▸ Exercise goal:
Locate the word "this" in the data below, then copy every line that holds it.
-- START Source data --
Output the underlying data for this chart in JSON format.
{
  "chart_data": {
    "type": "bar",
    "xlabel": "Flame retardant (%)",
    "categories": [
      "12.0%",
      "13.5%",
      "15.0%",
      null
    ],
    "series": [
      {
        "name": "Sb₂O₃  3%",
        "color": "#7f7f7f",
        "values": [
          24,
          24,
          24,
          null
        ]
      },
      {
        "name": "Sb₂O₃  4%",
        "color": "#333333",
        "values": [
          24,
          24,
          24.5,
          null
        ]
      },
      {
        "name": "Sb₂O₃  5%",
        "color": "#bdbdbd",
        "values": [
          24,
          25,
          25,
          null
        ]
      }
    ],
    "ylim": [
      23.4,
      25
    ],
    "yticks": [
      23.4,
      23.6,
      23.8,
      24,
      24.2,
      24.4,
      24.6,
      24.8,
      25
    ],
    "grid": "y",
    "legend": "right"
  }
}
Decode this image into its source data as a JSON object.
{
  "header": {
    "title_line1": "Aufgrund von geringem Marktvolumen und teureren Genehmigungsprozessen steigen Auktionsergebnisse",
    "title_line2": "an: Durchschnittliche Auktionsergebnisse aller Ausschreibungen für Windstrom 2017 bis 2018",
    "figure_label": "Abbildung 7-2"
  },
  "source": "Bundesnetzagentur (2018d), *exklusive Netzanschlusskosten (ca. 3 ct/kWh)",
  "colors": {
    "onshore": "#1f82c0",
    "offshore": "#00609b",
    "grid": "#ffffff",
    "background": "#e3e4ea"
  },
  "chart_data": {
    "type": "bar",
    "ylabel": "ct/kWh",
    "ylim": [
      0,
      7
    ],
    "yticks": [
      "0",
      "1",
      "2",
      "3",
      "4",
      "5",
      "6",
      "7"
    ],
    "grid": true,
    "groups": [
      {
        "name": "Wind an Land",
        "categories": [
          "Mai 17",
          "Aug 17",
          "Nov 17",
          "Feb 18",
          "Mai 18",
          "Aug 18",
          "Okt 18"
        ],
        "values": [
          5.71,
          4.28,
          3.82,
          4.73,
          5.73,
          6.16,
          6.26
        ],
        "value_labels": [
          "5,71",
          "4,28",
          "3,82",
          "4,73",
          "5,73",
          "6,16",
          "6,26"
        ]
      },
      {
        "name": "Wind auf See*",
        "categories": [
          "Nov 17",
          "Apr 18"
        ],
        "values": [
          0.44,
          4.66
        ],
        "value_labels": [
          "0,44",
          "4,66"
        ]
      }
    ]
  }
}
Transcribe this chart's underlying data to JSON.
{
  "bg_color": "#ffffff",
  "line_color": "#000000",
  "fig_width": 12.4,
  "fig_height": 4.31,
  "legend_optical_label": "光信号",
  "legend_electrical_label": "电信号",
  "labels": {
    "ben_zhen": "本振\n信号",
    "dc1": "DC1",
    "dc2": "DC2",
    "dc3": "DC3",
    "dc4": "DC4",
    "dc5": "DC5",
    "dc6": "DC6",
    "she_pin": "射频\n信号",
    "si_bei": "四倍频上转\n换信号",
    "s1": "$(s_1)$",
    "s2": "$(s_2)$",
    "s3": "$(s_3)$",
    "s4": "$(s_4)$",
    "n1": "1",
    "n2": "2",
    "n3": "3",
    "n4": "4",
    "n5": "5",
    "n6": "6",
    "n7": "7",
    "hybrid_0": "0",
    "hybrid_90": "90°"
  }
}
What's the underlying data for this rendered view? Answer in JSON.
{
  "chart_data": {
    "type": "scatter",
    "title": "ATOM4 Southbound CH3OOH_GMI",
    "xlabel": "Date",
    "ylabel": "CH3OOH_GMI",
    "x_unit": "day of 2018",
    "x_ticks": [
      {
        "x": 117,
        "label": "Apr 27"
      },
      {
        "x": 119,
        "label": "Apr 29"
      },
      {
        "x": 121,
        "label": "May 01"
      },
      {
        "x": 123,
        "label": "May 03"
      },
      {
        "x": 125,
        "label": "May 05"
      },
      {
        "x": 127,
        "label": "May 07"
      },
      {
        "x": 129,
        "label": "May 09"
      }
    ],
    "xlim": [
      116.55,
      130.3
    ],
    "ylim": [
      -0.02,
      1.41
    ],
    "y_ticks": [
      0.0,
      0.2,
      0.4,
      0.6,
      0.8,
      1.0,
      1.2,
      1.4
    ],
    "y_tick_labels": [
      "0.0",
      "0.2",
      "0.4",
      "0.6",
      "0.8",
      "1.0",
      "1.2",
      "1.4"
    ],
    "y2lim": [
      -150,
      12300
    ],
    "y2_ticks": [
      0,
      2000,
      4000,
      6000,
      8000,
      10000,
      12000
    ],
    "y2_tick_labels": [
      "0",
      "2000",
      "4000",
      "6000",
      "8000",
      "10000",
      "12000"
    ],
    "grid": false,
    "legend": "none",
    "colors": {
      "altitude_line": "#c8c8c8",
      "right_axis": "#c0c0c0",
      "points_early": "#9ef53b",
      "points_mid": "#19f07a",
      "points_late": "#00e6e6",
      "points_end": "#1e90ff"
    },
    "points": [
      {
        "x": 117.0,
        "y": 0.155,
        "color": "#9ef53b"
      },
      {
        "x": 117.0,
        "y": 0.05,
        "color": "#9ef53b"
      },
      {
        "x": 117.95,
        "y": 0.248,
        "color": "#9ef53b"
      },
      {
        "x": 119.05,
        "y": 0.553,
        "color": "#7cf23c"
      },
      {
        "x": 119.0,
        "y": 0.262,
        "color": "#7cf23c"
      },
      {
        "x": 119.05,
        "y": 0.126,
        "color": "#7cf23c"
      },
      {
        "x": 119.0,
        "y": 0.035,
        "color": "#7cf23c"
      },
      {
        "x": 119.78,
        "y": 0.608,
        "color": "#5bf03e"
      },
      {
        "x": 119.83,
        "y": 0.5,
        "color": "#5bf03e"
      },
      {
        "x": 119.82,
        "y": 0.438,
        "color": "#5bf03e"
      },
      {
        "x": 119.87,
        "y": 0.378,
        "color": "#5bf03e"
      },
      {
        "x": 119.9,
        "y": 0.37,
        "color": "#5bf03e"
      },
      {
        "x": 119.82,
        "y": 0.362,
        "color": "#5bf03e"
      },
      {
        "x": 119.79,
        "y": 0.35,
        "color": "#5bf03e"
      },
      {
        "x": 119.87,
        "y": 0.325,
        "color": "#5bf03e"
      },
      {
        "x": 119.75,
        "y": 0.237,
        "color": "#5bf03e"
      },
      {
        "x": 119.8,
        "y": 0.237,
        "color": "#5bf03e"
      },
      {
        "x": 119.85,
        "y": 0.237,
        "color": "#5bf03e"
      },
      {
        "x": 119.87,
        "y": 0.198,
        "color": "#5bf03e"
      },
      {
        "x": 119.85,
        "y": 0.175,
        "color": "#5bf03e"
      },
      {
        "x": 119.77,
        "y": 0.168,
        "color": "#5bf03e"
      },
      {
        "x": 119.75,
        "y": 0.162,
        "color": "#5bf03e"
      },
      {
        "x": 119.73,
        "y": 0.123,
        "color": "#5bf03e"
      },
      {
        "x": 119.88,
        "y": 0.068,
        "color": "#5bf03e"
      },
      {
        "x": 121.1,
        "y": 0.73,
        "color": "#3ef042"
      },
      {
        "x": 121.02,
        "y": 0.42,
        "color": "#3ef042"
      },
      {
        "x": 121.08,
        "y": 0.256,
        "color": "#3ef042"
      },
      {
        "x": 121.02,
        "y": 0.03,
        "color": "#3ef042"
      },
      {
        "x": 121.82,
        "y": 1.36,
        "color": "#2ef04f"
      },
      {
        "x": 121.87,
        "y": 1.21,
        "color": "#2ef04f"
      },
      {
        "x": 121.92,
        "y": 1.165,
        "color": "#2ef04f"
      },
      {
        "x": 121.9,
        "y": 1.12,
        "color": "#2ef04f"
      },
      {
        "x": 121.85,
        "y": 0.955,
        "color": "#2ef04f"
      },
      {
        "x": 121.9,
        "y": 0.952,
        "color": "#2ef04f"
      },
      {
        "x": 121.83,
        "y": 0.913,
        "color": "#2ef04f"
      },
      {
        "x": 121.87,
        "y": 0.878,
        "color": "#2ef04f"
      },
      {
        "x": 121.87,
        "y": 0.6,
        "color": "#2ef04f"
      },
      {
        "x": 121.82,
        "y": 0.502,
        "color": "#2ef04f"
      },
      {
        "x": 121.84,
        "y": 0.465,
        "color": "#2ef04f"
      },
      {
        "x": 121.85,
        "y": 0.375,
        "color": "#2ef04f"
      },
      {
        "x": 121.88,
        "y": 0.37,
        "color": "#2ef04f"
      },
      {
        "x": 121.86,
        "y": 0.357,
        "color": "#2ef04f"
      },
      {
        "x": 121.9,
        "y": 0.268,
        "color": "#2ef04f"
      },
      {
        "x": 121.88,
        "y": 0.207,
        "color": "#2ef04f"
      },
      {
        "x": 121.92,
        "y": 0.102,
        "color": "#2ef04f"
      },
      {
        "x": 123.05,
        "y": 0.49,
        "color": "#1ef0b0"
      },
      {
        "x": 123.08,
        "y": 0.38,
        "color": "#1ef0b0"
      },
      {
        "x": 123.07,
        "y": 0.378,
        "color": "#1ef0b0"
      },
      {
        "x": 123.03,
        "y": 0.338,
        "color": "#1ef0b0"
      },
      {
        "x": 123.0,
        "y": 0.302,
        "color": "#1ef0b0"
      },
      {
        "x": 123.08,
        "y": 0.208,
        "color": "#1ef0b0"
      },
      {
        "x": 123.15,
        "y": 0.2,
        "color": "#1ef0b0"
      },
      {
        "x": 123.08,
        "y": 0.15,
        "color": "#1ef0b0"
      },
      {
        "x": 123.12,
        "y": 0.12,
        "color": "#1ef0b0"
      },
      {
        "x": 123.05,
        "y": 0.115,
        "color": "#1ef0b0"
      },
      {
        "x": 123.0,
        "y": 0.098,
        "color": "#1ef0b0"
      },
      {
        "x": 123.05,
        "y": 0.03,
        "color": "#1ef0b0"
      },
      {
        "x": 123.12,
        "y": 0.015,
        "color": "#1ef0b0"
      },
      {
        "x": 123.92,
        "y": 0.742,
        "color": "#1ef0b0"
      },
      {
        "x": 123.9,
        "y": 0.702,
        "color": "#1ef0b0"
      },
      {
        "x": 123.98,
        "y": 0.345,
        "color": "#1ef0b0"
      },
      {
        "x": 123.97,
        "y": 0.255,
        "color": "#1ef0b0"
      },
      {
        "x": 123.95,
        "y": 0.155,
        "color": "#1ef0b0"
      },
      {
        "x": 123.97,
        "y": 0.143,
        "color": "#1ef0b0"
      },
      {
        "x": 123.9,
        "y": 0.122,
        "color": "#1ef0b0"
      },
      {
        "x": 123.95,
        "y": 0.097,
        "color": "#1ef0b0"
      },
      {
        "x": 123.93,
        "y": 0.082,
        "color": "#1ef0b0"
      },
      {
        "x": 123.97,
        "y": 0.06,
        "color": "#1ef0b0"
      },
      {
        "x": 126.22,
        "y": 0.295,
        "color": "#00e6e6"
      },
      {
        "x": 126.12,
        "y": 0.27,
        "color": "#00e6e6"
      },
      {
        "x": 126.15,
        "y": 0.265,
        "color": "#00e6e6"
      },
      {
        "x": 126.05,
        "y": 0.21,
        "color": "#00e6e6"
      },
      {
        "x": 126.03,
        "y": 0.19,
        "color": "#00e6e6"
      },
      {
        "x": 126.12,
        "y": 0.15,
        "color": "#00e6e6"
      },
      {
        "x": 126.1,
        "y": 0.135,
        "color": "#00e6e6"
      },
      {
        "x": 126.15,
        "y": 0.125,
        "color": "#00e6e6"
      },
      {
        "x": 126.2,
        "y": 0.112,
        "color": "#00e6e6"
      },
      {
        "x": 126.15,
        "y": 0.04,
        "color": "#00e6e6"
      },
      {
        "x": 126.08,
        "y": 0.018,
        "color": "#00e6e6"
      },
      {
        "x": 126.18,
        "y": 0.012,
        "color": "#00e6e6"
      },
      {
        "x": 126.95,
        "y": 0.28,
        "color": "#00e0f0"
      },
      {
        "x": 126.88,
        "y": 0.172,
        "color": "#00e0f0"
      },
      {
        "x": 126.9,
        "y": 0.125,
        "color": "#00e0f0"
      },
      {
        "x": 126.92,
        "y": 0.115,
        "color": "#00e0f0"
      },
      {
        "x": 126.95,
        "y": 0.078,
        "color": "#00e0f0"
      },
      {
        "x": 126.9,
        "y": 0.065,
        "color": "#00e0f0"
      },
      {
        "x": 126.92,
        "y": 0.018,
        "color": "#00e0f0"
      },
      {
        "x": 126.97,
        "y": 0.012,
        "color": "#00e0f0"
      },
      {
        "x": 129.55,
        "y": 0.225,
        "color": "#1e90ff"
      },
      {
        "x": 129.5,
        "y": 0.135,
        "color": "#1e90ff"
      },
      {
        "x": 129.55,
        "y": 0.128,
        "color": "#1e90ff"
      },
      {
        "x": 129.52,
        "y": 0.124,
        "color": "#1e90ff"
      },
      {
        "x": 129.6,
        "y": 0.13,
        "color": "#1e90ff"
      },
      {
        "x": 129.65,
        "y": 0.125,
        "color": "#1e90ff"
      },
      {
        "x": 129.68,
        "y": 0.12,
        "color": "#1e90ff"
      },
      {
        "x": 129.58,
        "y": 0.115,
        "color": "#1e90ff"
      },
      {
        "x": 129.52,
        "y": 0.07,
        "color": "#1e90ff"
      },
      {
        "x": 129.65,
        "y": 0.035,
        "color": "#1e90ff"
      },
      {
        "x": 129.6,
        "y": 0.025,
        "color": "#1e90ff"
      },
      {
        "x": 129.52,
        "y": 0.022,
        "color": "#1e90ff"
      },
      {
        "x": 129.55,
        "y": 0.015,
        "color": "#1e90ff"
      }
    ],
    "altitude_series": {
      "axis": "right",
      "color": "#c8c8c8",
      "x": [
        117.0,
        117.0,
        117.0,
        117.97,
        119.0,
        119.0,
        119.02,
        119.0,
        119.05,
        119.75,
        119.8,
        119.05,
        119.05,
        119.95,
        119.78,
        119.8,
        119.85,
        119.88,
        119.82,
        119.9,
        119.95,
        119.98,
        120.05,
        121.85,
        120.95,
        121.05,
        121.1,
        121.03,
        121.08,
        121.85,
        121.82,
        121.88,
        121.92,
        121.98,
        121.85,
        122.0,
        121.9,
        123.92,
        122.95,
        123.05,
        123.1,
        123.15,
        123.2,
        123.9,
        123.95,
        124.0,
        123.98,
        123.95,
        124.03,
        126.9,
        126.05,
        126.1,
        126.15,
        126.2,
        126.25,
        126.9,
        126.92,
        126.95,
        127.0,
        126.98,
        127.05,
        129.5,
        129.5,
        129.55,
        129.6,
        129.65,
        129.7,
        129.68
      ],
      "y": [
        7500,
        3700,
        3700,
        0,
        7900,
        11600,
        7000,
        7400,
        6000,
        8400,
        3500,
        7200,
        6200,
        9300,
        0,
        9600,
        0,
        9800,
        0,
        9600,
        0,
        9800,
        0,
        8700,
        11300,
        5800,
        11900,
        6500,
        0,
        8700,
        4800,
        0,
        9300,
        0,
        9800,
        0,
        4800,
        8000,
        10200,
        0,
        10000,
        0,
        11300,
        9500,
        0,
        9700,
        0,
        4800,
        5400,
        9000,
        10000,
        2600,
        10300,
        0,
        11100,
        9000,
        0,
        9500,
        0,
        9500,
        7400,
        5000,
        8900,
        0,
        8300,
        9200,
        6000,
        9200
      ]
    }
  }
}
-- END Source data --
▸ Response to the task:
Output the underlying data for this chart in JSON format.
Decode this image into its source data as a JSON object.
Transcribe this chart's underlying data to JSON.
What's the underlying data for this rendered view? Answer in JSON.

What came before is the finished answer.